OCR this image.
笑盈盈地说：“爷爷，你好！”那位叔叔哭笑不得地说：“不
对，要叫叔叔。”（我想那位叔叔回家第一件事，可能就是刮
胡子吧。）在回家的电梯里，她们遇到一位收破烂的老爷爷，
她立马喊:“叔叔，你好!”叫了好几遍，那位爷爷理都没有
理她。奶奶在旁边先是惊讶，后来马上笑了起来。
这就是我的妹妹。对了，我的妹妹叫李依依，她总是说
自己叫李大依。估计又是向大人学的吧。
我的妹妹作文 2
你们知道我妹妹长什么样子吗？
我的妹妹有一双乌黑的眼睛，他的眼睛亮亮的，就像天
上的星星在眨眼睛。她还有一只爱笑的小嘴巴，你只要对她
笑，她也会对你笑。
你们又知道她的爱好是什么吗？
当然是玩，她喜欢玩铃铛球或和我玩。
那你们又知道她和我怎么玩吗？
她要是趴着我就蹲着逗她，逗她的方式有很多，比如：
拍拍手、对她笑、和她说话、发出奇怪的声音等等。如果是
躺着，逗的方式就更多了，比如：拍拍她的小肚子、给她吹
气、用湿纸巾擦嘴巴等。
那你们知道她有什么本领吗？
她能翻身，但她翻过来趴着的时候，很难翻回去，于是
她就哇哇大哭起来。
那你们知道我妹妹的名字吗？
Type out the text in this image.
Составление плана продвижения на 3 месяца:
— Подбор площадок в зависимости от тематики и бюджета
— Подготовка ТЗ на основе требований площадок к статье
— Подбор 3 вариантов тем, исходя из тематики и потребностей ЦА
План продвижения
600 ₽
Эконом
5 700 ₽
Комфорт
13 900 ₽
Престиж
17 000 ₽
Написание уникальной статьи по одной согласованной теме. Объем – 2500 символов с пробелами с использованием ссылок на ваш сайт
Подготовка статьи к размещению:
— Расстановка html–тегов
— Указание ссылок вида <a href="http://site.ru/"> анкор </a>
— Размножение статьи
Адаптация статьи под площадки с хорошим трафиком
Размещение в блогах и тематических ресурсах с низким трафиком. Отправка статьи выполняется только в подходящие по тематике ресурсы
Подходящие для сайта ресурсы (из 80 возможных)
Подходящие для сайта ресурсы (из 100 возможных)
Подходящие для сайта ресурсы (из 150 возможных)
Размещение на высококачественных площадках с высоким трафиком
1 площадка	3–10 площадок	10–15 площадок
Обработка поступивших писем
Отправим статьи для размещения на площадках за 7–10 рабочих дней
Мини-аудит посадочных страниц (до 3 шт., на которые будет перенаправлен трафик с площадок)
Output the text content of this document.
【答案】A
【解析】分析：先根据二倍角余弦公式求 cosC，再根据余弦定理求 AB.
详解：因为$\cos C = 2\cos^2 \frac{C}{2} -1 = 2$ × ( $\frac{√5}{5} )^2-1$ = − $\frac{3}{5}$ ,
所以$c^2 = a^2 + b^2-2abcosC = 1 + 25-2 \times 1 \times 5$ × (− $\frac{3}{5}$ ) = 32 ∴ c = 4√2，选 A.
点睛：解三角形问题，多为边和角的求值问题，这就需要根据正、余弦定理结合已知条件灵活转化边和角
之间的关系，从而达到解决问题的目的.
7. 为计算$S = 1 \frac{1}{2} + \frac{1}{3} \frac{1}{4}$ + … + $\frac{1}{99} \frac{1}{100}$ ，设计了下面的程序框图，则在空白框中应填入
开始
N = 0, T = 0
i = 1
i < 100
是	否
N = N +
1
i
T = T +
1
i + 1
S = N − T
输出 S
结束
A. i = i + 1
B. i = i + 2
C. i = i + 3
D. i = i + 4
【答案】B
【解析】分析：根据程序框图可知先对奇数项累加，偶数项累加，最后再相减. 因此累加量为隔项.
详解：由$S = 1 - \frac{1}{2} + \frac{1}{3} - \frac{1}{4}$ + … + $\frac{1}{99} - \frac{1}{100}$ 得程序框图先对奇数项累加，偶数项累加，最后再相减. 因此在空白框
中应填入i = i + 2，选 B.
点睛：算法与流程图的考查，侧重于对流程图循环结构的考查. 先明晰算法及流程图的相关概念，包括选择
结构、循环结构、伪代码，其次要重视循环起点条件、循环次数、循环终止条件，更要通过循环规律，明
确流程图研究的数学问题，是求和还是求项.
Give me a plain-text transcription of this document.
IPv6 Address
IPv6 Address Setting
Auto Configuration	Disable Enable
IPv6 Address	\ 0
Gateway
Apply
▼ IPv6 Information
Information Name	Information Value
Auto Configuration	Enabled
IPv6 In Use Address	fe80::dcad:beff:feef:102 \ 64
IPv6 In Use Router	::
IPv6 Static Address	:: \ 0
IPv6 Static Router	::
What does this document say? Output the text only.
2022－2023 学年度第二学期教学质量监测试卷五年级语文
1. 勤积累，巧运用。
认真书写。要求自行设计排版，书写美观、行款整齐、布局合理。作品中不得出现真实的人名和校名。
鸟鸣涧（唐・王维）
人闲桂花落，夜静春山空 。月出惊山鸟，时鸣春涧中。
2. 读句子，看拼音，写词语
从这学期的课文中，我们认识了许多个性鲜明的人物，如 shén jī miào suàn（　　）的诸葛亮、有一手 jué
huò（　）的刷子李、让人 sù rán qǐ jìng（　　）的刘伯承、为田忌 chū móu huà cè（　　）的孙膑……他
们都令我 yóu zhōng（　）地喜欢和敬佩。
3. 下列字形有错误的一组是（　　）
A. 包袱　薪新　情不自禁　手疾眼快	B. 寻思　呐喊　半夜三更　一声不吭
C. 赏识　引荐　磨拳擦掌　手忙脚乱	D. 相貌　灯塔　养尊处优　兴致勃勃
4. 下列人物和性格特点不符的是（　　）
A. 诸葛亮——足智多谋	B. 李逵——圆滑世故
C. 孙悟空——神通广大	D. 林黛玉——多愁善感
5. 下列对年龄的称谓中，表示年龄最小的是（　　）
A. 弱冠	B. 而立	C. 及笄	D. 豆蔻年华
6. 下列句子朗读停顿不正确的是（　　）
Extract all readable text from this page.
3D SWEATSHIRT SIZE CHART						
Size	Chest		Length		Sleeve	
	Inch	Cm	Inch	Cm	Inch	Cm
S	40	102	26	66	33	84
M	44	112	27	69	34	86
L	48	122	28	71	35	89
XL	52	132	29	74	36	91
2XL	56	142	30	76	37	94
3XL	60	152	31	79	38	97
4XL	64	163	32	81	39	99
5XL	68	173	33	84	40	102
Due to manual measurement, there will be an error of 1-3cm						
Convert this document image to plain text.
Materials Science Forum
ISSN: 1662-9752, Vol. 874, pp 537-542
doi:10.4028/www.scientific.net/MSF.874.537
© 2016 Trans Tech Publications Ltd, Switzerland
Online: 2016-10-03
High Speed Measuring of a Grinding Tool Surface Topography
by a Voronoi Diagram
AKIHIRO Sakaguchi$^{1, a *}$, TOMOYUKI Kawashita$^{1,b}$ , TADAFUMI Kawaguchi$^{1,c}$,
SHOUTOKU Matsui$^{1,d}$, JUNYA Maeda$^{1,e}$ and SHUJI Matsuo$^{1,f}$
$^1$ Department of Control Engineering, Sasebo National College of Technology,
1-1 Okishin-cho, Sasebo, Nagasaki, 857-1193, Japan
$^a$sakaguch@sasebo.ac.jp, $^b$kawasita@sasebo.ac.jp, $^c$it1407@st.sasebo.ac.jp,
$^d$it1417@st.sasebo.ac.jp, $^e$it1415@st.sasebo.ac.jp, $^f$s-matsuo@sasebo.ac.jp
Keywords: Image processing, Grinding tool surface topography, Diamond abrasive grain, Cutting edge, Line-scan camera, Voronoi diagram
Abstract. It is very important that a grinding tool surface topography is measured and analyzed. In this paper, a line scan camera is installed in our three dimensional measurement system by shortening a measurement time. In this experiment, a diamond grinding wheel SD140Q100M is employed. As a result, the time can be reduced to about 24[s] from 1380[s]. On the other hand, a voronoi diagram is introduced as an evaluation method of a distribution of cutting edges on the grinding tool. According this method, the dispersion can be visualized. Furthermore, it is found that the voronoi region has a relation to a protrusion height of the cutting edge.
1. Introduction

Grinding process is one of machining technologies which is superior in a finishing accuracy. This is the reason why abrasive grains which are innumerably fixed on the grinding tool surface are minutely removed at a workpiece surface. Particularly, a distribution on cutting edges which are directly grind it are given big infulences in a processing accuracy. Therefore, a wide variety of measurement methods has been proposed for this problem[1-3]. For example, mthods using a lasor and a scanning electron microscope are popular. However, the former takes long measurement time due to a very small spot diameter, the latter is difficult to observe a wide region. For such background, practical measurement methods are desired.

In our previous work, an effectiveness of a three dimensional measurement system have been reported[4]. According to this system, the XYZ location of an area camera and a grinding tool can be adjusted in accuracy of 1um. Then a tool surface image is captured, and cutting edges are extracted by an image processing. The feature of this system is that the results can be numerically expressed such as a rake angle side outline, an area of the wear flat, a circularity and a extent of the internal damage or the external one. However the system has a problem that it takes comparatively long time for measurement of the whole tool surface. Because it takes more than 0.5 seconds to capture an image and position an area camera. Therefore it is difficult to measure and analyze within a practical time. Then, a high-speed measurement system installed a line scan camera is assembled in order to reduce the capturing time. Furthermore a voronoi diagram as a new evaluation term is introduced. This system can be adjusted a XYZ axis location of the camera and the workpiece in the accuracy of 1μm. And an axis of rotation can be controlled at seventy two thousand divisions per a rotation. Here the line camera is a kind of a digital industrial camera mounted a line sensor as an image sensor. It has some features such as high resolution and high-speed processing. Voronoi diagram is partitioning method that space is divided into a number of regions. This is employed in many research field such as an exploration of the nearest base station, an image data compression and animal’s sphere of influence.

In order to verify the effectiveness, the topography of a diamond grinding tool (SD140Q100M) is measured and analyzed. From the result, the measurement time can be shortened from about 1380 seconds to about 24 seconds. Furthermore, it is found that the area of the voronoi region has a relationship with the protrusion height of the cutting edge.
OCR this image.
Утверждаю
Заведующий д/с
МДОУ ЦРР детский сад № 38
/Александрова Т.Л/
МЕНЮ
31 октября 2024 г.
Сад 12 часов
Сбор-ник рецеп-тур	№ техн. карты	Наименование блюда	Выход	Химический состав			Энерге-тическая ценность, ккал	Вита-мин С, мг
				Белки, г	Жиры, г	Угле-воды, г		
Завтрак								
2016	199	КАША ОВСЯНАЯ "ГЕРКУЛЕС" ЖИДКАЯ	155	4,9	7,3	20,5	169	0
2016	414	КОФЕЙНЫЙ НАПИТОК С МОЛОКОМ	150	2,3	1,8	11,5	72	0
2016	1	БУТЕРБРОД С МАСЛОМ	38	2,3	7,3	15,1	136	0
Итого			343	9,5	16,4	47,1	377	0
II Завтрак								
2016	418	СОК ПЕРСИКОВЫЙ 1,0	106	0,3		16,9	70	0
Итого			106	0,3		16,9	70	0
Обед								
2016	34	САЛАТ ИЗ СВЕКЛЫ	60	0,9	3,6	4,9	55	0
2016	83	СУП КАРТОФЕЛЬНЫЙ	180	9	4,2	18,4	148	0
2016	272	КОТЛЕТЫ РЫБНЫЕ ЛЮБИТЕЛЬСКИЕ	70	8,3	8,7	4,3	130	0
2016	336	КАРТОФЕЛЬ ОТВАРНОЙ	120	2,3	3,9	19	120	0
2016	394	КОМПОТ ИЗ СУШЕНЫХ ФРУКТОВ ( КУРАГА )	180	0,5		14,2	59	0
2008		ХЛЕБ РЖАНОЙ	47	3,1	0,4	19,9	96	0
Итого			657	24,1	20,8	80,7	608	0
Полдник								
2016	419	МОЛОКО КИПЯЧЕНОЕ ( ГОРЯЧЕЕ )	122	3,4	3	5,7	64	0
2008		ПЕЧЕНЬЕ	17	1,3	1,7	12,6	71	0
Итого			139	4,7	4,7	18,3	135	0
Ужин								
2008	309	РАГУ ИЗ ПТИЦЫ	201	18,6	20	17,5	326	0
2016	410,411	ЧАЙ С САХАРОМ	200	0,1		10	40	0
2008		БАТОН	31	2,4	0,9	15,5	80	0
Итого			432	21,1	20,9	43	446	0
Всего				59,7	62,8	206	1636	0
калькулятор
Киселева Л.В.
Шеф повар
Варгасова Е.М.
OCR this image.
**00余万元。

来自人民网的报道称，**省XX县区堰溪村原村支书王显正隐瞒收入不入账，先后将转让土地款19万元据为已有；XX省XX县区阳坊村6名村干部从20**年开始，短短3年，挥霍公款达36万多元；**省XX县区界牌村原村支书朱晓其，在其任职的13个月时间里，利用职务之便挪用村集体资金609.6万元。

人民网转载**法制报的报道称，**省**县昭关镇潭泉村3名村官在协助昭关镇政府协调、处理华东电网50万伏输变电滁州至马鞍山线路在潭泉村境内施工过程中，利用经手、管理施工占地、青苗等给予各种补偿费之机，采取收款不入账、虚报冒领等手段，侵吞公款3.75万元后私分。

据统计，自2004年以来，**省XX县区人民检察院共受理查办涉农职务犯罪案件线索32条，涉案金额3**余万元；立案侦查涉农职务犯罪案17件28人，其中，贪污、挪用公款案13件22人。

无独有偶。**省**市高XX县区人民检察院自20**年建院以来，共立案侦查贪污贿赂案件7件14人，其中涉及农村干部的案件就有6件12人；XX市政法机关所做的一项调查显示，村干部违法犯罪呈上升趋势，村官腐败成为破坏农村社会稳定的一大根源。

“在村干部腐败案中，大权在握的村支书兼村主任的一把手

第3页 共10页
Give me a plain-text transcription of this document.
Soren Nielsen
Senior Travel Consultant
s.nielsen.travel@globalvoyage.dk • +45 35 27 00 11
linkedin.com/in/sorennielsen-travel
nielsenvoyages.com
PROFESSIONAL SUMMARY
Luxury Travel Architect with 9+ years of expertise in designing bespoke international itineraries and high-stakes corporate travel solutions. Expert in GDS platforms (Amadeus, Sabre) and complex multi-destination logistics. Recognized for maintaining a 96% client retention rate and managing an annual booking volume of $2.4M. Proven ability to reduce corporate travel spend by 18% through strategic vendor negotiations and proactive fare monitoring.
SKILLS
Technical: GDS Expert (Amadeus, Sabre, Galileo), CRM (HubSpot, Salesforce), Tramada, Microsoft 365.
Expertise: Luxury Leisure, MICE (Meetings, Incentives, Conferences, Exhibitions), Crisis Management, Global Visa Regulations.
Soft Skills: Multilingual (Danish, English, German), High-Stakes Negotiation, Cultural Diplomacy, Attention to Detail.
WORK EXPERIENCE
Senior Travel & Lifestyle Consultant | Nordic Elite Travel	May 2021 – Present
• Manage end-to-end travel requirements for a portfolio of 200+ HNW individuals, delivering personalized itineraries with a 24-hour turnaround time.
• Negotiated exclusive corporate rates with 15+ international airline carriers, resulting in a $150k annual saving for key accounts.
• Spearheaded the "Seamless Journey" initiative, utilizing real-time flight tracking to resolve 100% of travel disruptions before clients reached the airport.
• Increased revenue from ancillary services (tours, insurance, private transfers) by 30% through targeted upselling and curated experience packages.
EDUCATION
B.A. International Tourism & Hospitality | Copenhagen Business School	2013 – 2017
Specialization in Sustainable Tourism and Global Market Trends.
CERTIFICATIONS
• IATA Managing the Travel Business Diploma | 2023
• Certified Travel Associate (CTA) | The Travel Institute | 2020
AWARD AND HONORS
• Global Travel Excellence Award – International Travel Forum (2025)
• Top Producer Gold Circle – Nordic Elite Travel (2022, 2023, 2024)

==============================

Write out each line of the data that holds the string "статьи".

Exercise answer:
Написание уникальной статьи по одной согласованной теме. Объем – 2500 символов с пробелами с использованием ссылок на ваш сайт
Подготовка статьи к размещению:
— Размножение статьи
Адаптация статьи под площадки с хорошим трафиком
Размещение в блогах и тематических ресурсах с низким трафиком. Отправка статьи выполняется только в подходящие по тематике ресурсы
Отправим статьи для размещения на площадках за 7–10 рабочих дней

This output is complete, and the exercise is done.